Your objective
Can you find the lines of the listing that include "frac" and copy every one?

-------- Data records

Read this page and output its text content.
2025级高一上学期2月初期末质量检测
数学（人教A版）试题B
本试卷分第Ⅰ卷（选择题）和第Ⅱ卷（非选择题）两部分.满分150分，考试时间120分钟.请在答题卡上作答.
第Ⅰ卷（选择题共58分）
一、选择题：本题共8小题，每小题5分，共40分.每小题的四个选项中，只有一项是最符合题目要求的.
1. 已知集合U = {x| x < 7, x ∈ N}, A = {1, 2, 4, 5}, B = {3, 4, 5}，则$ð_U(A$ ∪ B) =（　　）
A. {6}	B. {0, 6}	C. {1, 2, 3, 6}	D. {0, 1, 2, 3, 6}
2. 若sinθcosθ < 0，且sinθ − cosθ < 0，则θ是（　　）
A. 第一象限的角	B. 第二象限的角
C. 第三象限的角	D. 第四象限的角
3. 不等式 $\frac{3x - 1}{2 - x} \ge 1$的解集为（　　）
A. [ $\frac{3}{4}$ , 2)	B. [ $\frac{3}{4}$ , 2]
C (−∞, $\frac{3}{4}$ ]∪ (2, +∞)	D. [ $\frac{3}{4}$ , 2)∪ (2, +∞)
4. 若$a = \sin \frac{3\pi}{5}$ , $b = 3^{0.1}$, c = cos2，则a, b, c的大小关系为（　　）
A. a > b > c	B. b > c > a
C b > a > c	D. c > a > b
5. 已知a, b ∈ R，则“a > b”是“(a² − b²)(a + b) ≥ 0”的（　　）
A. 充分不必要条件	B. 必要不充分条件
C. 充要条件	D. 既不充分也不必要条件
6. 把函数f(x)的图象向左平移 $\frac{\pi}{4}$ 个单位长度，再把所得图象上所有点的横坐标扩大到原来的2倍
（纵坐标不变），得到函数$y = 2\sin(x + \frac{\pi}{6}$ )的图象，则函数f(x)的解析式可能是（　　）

----------------

Full response
3. 不等式 $\frac{3x - 1}{2 - x} \ge 1$的解集为（　　）
A. [ $\frac{3}{4}$ , 2)	B. [ $\frac{3}{4}$ , 2]
C (−∞, $\frac{3}{4}$ ]∪ (2, +∞)	D. [ $\frac{3}{4}$ , 2)∪ (2, +∞)
4. 若$a = \sin \frac{3\pi}{5}$ , $b = 3^{0.1}$, c = cos2，则a, b, c的大小关系为（　　）
6. 把函数f(x)的图象向左平移 $\frac{\pi}{4}$ 个单位长度，再把所得图象上所有点的横坐标扩大到原来的2倍
（纵坐标不变），得到函数$y = 2\sin(x + \frac{\pi}{6}$ )的图象，则函数f(x)的解析式可能是（　　）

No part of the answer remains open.